### WHAT YOU SHOULD DO:
Your task is to repeat, word for word, the line containing "What text is on this page?" and all lines that follow it to the end of the material, and no other lines.

◆ ◆ ◆ ◆ ◆ ◆ ◆

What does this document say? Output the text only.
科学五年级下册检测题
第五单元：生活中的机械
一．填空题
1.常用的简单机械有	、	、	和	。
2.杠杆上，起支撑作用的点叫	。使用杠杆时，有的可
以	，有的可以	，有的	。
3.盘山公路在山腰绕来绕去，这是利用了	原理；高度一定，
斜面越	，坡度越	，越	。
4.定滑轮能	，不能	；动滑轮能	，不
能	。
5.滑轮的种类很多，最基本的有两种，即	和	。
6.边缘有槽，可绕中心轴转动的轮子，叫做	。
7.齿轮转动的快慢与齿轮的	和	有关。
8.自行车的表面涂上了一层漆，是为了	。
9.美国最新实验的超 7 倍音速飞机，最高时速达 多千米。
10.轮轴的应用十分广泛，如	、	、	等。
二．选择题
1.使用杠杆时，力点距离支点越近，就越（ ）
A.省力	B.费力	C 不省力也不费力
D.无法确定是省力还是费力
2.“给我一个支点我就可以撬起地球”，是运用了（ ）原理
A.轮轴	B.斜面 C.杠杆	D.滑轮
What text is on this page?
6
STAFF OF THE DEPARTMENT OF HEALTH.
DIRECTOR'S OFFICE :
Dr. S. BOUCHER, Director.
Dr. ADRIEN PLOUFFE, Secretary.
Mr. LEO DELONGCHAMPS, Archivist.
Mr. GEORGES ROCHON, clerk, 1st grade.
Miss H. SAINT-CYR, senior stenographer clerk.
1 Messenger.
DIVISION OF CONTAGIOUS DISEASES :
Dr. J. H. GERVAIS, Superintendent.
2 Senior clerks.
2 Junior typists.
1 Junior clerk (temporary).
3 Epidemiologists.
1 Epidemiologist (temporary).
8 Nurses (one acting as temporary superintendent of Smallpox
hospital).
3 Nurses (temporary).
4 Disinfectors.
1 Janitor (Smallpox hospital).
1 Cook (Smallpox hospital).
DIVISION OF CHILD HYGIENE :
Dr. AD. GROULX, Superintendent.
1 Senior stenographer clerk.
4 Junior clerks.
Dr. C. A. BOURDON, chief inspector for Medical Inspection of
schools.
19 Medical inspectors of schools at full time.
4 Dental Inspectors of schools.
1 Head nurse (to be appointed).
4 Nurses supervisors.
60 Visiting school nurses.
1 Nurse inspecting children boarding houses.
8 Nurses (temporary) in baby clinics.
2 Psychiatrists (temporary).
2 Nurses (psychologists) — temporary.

◆ ◆ ◆ ◆ ◆ ◆ ◆

### SOLUTION TO THIS TASK:
What text is on this page?
6
STAFF OF THE DEPARTMENT OF HEALTH.
DIRECTOR'S OFFICE :
Dr. S. BOUCHER, Director.
Dr. ADRIEN PLOUFFE, Secretary.
Mr. LEO DELONGCHAMPS, Archivist.
Mr. GEORGES ROCHON, clerk, 1st grade.
Miss H. SAINT-CYR, senior stenographer clerk.
1 Messenger.
DIVISION OF CONTAGIOUS DISEASES :
Dr. J. H. GERVAIS, Superintendent.
2 Senior clerks.
2 Junior typists.
1 Junior clerk (temporary).
3 Epidemiologists.
1 Epidemiologist (temporary).
8 Nurses (one acting as temporary superintendent of Smallpox
hospital).
3 Nurses (temporary).
4 Disinfectors.
1 Janitor (Smallpox hospital).
1 Cook (Smallpox hospital).
DIVISION OF CHILD HYGIENE :
Dr. AD. GROULX, Superintendent.
1 Senior stenographer clerk.
4 Junior clerks.
Dr. C. A. BOURDON, chief inspector for Medical Inspection of
schools.
19 Medical inspectors of schools at full time.
4 Dental Inspectors of schools.
1 Head nurse (to be appointed).
4 Nurses supervisors.
60 Visiting school nurses.
1 Nurse inspecting children boarding houses.
8 Nurses (temporary) in baby clinics.
2 Psychiatrists (temporary).
2 Nurses (psychologists) — temporary.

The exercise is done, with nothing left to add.